Dataset records
▽

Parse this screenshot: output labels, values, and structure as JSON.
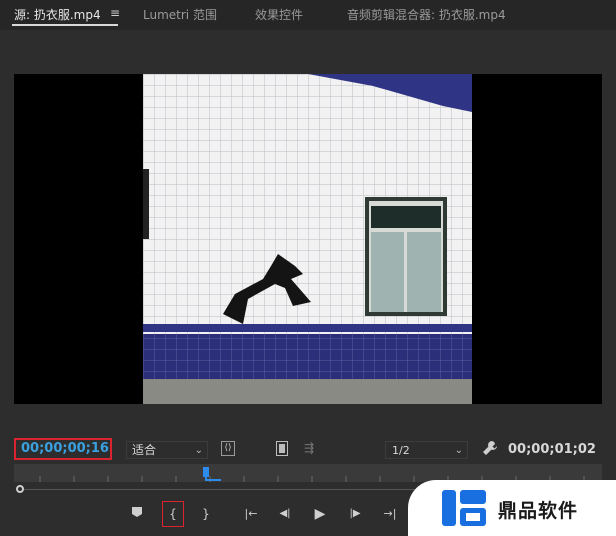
{
  "tabs": [
    {
      "label": "源: 扔衣服.mp4",
      "active": true
    },
    {
      "label": "Lumetri 范围",
      "active": false
    },
    {
      "label": "效果控件",
      "active": false
    },
    {
      "label": "音频剪辑混合器: 扔衣服.mp4",
      "active": false
    }
  ],
  "menu_icon": "≡",
  "controls": {
    "current_timecode": "00;00;00;16",
    "fit_label": "适合",
    "resolution_label": "1/2",
    "duration_timecode": "00;00;01;02"
  },
  "icons": {
    "chevron": "chevron-down-icon",
    "wrench": "wrench-icon",
    "export_frame": "export-frame-icon",
    "insert": "insert-icon",
    "overwrite": "overwrite-icon"
  },
  "transport": [
    {
      "name": "add-marker-button",
      "glyph": "⬟"
    },
    {
      "name": "mark-in-button",
      "glyph": "{"
    },
    {
      "name": "mark-out-button",
      "glyph": "}"
    },
    {
      "name": "go-to-in-button",
      "glyph": "|←"
    },
    {
      "name": "step-back-button",
      "glyph": "◀|"
    },
    {
      "name": "play-button",
      "glyph": "▶"
    },
    {
      "name": "step-forward-button",
      "glyph": "|▶"
    },
    {
      "name": "go-to-out-button",
      "glyph": "→|"
    }
  ],
  "watermark": {
    "text": "鼎品软件"
  },
  "colors": {
    "timecode_blue": "#3aa0e0",
    "highlight_red": "#d9232e",
    "playhead_blue": "#2d8ceb"
  }
}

△

# [What the task requires]
Exclude the pictures. Write out the remaining data exactly.

# [Worked answer]
Parse this screenshot: output labels, values, and structure as JSON.
{
  "tabs": [
    {
      "label": "源: 扔衣服.mp4",
      "active": true
    },
    {
      "label": "Lumetri 范围",
      "active": false
    },
    {
      "label": "效果控件",
      "active": false
    },
    {
      "label": "音频剪辑混合器: 扔衣服.mp4",
      "active": false
    }
  ],
  "menu_icon": "≡",
  "controls": {
    "current_timecode": "00;00;00;16",
    "fit_label": "适合",
    "resolution_label": "1/2",
    "duration_timecode": "00;00;01;02"
  },
  "icons": {
    "chevron": "chevron-down-icon",
    "wrench": "wrench-icon",
    "export_frame": "export-frame-icon",
    "insert": "insert-icon",
    "overwrite": "overwrite-icon"
  },
  "transport": [
    {
      "name": "add-marker-button",
      "glyph": "⬟"
    },
    {
      "name": "mark-in-button",
      "glyph": "{"
    },
    {
      "name": "mark-out-button",
      "glyph": "}"
    },
    {
      "name": "go-to-in-button",
      "glyph": "|←"
    },
    {
      "name": "step-back-button",
      "glyph": "◀|"
    },
    {
      "name": "play-button",
      "glyph": "▶"
    },
    {
      "name": "step-forward-button",
      "glyph": "|▶"
    },
    {
      "name": "go-to-out-button",
      "glyph": "→|"
    }
  ],
  "watermark": {
    "text": "鼎品软件"
  },
  "colors": {
    "timecode_blue": "#3aa0e0",
    "highlight_red": "#d9232e",
    "playhead_blue": "#2d8ceb"
  }
}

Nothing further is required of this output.